##### Data for processing #####
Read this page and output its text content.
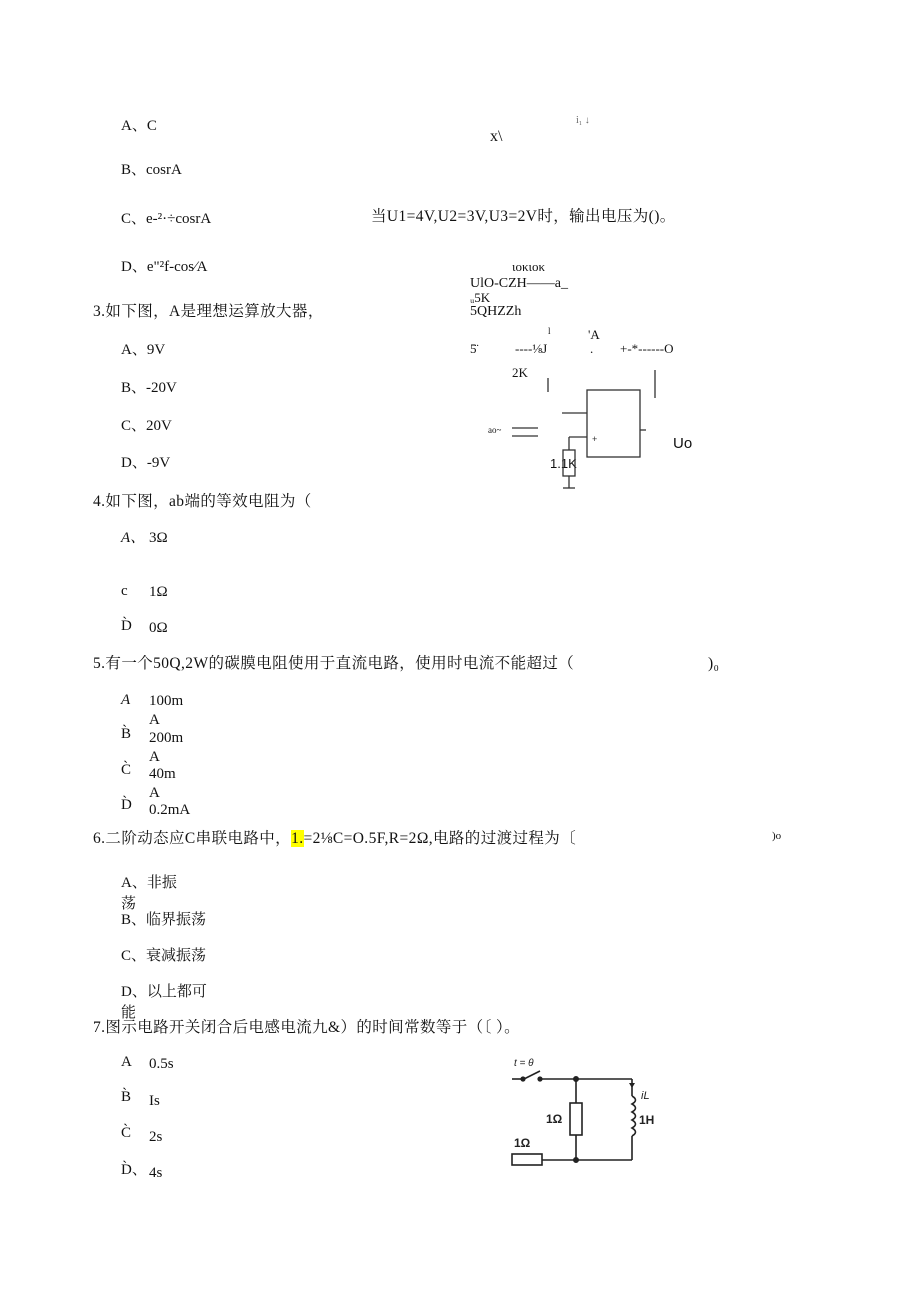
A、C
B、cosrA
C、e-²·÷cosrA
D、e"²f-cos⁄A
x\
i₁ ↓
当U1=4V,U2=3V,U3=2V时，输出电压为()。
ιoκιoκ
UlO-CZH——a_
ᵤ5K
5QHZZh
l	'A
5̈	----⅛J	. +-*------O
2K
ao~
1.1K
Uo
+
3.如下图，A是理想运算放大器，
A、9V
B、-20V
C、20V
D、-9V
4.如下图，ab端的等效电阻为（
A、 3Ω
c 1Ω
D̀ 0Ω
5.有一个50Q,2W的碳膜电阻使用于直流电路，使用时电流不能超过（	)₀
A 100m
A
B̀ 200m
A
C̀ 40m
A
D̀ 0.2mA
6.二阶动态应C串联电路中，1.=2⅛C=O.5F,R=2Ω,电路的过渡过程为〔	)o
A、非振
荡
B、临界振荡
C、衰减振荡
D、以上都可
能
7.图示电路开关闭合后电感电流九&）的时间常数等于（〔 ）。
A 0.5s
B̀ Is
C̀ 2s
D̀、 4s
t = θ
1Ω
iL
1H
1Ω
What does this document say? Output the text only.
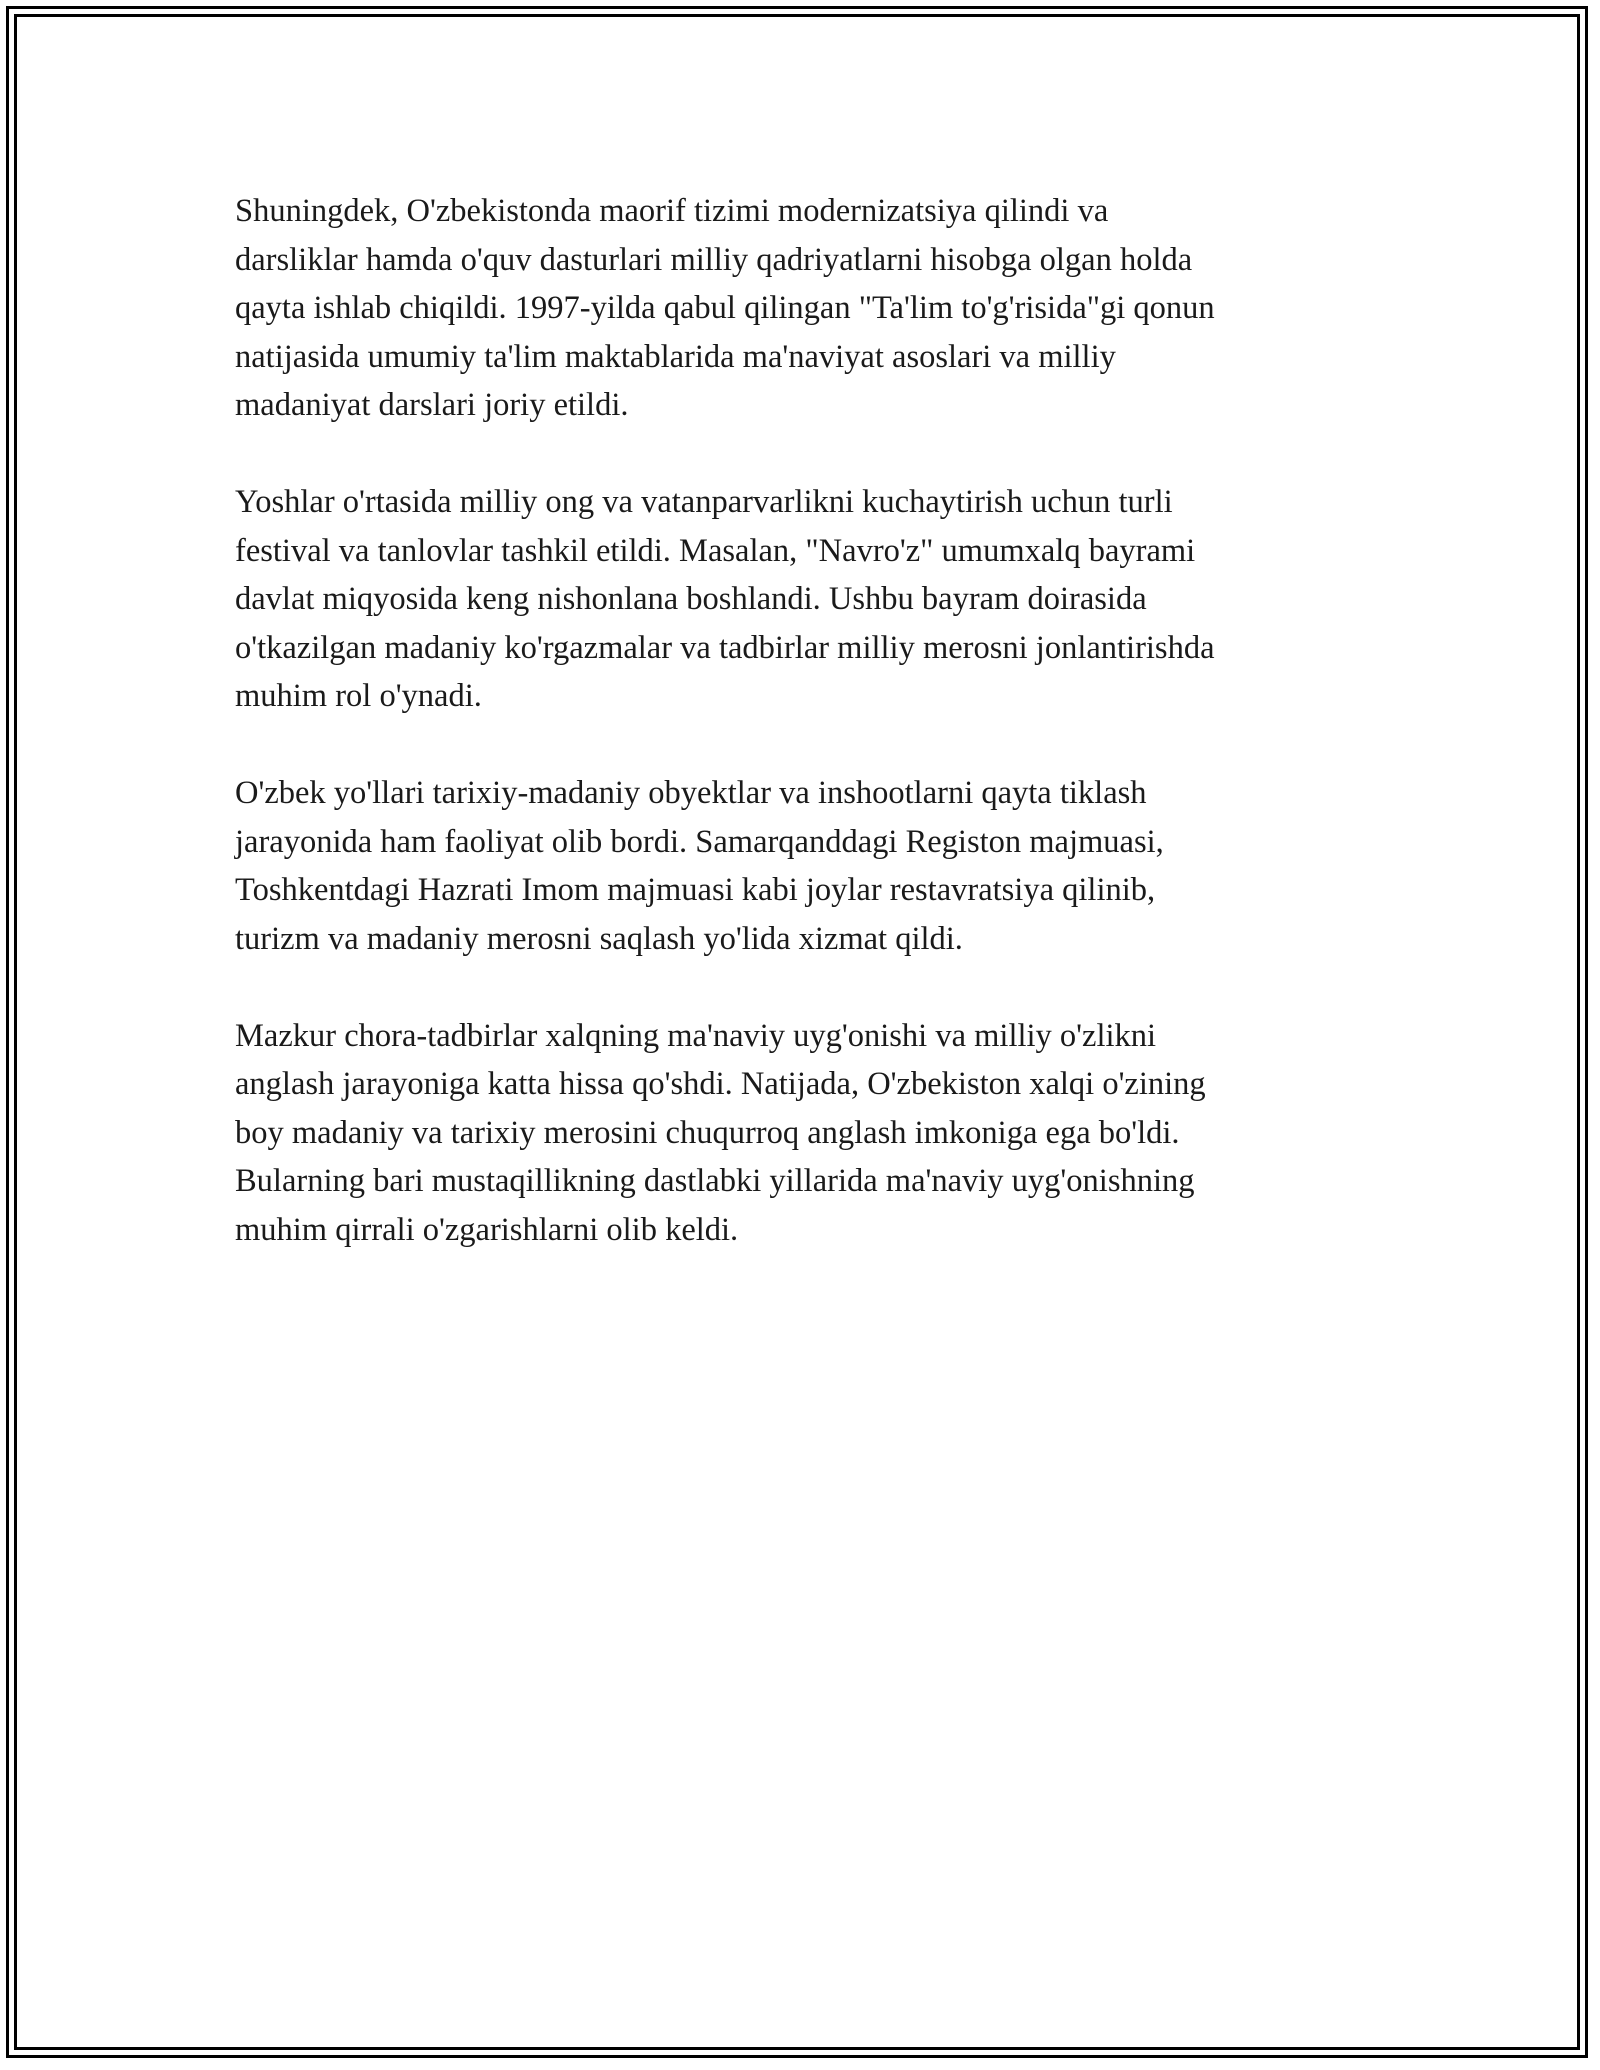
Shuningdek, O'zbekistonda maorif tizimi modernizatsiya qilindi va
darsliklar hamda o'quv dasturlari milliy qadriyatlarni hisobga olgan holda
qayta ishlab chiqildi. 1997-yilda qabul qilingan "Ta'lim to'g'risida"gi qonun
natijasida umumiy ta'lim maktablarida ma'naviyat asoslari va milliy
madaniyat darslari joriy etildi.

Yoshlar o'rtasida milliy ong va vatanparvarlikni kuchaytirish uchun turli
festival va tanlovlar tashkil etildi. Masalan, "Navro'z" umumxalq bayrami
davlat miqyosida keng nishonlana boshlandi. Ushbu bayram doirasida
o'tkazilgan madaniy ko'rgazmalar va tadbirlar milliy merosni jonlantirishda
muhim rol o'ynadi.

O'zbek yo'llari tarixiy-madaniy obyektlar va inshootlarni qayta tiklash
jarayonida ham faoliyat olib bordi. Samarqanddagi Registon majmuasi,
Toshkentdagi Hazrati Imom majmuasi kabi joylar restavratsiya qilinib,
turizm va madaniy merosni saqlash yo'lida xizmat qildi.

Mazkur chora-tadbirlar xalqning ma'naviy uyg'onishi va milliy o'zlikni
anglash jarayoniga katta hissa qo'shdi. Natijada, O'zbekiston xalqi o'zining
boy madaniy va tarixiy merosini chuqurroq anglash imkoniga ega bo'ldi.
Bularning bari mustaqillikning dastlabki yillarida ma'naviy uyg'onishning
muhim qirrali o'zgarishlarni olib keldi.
#####
* [Direction] Show all lines in the entries above where the string "majmuasi" appears.

* [Answer in full]
jarayonida ham faoliyat olib bordi. Samarqanddagi Registon majmuasi,
Toshkentdagi Hazrati Imom majmuasi kabi joylar restavratsiya qilinib,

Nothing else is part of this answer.